(begin)

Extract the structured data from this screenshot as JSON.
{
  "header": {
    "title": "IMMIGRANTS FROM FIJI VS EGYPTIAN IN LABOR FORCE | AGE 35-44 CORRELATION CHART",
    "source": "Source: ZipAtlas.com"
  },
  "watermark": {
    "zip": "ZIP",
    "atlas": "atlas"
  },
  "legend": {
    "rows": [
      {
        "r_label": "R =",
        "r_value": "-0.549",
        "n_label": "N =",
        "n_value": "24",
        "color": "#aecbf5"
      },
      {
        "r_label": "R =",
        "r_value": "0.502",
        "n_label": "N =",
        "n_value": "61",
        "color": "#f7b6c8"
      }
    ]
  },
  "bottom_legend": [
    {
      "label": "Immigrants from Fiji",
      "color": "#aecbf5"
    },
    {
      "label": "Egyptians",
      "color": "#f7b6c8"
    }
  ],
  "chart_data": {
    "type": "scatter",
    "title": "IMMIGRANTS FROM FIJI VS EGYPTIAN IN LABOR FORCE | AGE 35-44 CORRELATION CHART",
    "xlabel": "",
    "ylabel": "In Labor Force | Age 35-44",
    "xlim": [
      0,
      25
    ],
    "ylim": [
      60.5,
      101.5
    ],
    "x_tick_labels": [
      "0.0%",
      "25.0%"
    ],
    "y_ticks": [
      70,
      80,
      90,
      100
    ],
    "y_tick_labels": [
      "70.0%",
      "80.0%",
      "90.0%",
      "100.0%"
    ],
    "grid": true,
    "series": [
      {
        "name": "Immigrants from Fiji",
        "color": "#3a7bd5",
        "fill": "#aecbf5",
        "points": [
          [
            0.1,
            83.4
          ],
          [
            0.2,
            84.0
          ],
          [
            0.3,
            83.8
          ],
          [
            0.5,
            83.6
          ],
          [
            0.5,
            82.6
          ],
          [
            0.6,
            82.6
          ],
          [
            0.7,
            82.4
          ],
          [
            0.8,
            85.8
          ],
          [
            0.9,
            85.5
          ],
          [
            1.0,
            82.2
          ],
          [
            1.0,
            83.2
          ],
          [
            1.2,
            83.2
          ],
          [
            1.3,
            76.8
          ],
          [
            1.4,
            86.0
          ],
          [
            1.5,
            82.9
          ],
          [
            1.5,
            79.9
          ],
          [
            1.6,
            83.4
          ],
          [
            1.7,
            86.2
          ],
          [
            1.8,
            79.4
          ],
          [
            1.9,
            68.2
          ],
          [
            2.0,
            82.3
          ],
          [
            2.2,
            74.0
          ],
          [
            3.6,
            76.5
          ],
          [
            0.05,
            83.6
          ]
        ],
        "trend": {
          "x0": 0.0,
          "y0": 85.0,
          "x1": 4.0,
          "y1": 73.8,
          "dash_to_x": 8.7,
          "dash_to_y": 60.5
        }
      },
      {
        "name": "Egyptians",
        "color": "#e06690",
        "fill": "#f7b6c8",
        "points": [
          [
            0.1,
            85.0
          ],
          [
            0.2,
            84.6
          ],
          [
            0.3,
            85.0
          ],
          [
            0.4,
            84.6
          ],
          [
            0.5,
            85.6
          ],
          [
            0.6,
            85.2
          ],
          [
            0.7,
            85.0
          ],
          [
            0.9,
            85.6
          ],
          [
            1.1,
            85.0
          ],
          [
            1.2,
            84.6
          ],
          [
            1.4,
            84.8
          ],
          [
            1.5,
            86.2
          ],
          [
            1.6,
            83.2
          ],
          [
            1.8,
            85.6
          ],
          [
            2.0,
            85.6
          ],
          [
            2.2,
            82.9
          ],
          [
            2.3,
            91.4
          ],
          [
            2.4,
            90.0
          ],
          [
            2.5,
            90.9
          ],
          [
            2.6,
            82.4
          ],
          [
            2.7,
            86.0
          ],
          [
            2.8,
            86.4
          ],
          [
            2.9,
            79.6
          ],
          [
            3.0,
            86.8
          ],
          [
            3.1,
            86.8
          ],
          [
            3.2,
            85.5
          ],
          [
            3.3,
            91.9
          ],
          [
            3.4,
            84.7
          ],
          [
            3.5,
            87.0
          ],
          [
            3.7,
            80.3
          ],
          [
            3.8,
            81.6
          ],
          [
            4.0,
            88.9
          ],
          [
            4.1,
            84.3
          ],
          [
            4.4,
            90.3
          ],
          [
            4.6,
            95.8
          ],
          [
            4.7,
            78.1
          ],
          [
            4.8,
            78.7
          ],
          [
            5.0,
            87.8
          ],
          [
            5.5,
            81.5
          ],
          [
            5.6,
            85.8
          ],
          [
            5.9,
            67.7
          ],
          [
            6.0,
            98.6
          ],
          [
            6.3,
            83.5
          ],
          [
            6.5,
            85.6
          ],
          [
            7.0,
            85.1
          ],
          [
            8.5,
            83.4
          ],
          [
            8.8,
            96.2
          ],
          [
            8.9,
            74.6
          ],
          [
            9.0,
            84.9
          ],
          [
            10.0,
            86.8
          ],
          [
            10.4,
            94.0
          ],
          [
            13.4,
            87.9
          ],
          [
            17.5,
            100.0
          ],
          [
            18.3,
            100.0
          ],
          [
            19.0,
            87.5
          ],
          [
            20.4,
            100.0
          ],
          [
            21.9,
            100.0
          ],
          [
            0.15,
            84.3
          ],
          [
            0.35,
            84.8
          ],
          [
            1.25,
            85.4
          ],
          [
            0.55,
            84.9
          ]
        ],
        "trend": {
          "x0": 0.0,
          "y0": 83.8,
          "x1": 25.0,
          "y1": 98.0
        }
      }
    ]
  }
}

(end)

Write out the whole listing exactly.

Task response:
Extract the structured data from this screenshot as JSON.
{
  "header": {
    "title": "IMMIGRANTS FROM FIJI VS EGYPTIAN IN LABOR FORCE | AGE 35-44 CORRELATION CHART",
    "source": "Source: ZipAtlas.com"
  },
  "watermark": {
    "zip": "ZIP",
    "atlas": "atlas"
  },
  "legend": {
    "rows": [
      {
        "r_label": "R =",
        "r_value": "-0.549",
        "n_label": "N =",
        "n_value": "24",
        "color": "#aecbf5"
      },
      {
        "r_label": "R =",
        "r_value": "0.502",
        "n_label": "N =",
        "n_value": "61",
        "color": "#f7b6c8"
      }
    ]
  },
  "bottom_legend": [
    {
      "label": "Immigrants from Fiji",
      "color": "#aecbf5"
    },
    {
      "label": "Egyptians",
      "color": "#f7b6c8"
    }
  ],
  "chart_data": {
    "type": "scatter",
    "title": "IMMIGRANTS FROM FIJI VS EGYPTIAN IN LABOR FORCE | AGE 35-44 CORRELATION CHART",
    "xlabel": "",
    "ylabel": "In Labor Force | Age 35-44",
    "xlim": [
      0,
      25
    ],
    "ylim": [
      60.5,
      101.5
    ],
    "x_tick_labels": [
      "0.0%",
      "25.0%"
    ],
    "y_ticks": [
      70,
      80,
      90,
      100
    ],
    "y_tick_labels": [
      "70.0%",
      "80.0%",
      "90.0%",
      "100.0%"
    ],
    "grid": true,
    "series": [
      {
        "name": "Immigrants from Fiji",
        "color": "#3a7bd5",
        "fill": "#aecbf5",
        "points": [
          [
            0.1,
            83.4
          ],
          [
            0.2,
            84.0
          ],
          [
            0.3,
            83.8
          ],
          [
            0.5,
            83.6
          ],
          [
            0.5,
            82.6
          ],
          [
            0.6,
            82.6
          ],
          [
            0.7,
            82.4
          ],
          [
            0.8,
            85.8
          ],
          [
            0.9,
            85.5
          ],
          [
            1.0,
            82.2
          ],
          [
            1.0,
            83.2
          ],
          [
            1.2,
            83.2
          ],
          [
            1.3,
            76.8
          ],
          [
            1.4,
            86.0
          ],
          [
            1.5,
            82.9
          ],
          [
            1.5,
            79.9
          ],
          [
            1.6,
            83.4
          ],
          [
            1.7,
            86.2
          ],
          [
            1.8,
            79.4
          ],
          [
            1.9,
            68.2
          ],
          [
            2.0,
            82.3
          ],
          [
            2.2,
            74.0
          ],
          [
            3.6,
            76.5
          ],
          [
            0.05,
            83.6
          ]
        ],
        "trend": {
          "x0": 0.0,
          "y0": 85.0,
          "x1": 4.0,
          "y1": 73.8,
          "dash_to_x": 8.7,
          "dash_to_y": 60.5
        }
      },
      {
        "name": "Egyptians",
        "color": "#e06690",
        "fill": "#f7b6c8",
        "points": [
          [
            0.1,
            85.0
          ],
          [
            0.2,
            84.6
          ],
          [
            0.3,
            85.0
          ],
          [
            0.4,
            84.6
          ],
          [
            0.5,
            85.6
          ],
          [
            0.6,
            85.2
          ],
          [
            0.7,
            85.0
          ],
          [
            0.9,
            85.6
          ],
          [
            1.1,
            85.0
          ],
          [
            1.2,
            84.6
          ],
          [
            1.4,
            84.8
          ],
          [
            1.5,
            86.2
          ],
          [
            1.6,
            83.2
          ],
          [
            1.8,
            85.6
          ],
          [
            2.0,
            85.6
          ],
          [
            2.2,
            82.9
          ],
          [
            2.3,
            91.4
          ],
          [
            2.4,
            90.0
          ],
          [
            2.5,
            90.9
          ],
          [
            2.6,
            82.4
          ],
          [
            2.7,
            86.0
          ],
          [
            2.8,
            86.4
          ],
          [
            2.9,
            79.6
          ],
          [
            3.0,
            86.8
          ],
          [
            3.1,
            86.8
          ],
          [
            3.2,
            85.5
          ],
          [
            3.3,
            91.9
          ],
          [
            3.4,
            84.7
          ],
          [
            3.5,
            87.0
          ],
          [
            3.7,
            80.3
          ],
          [
            3.8,
            81.6
          ],
          [
            4.0,
            88.9
          ],
          [
            4.1,
            84.3
          ],
          [
            4.4,
            90.3
          ],
          [
            4.6,
            95.8
          ],
          [
            4.7,
            78.1
          ],
          [
            4.8,
            78.7
          ],
          [
            5.0,
            87.8
          ],
          [
            5.5,
            81.5
          ],
          [
            5.6,
            85.8
          ],
          [
            5.9,
            67.7
          ],
          [
            6.0,
            98.6
          ],
          [
            6.3,
            83.5
          ],
          [
            6.5,
            85.6
          ],
          [
            7.0,
            85.1
          ],
          [
            8.5,
            83.4
          ],
          [
            8.8,
            96.2
          ],
          [
            8.9,
            74.6
          ],
          [
            9.0,
            84.9
          ],
          [
            10.0,
            86.8
          ],
          [
            10.4,
            94.0
          ],
          [
            13.4,
            87.9
          ],
          [
            17.5,
            100.0
          ],
          [
            18.3,
            100.0
          ],
          [
            19.0,
            87.5
          ],
          [
            20.4,
            100.0
          ],
          [
            21.9,
            100.0
          ],
          [
            0.15,
            84.3
          ],
          [
            0.35,
            84.8
          ],
          [
            1.25,
            85.4
          ],
          [
            0.55,
            84.9
          ]
        ],
        "trend": {
          "x0": 0.0,
          "y0": 83.8,
          "x1": 25.0,
          "y1": 98.0
        }
      }
    ]
  }
}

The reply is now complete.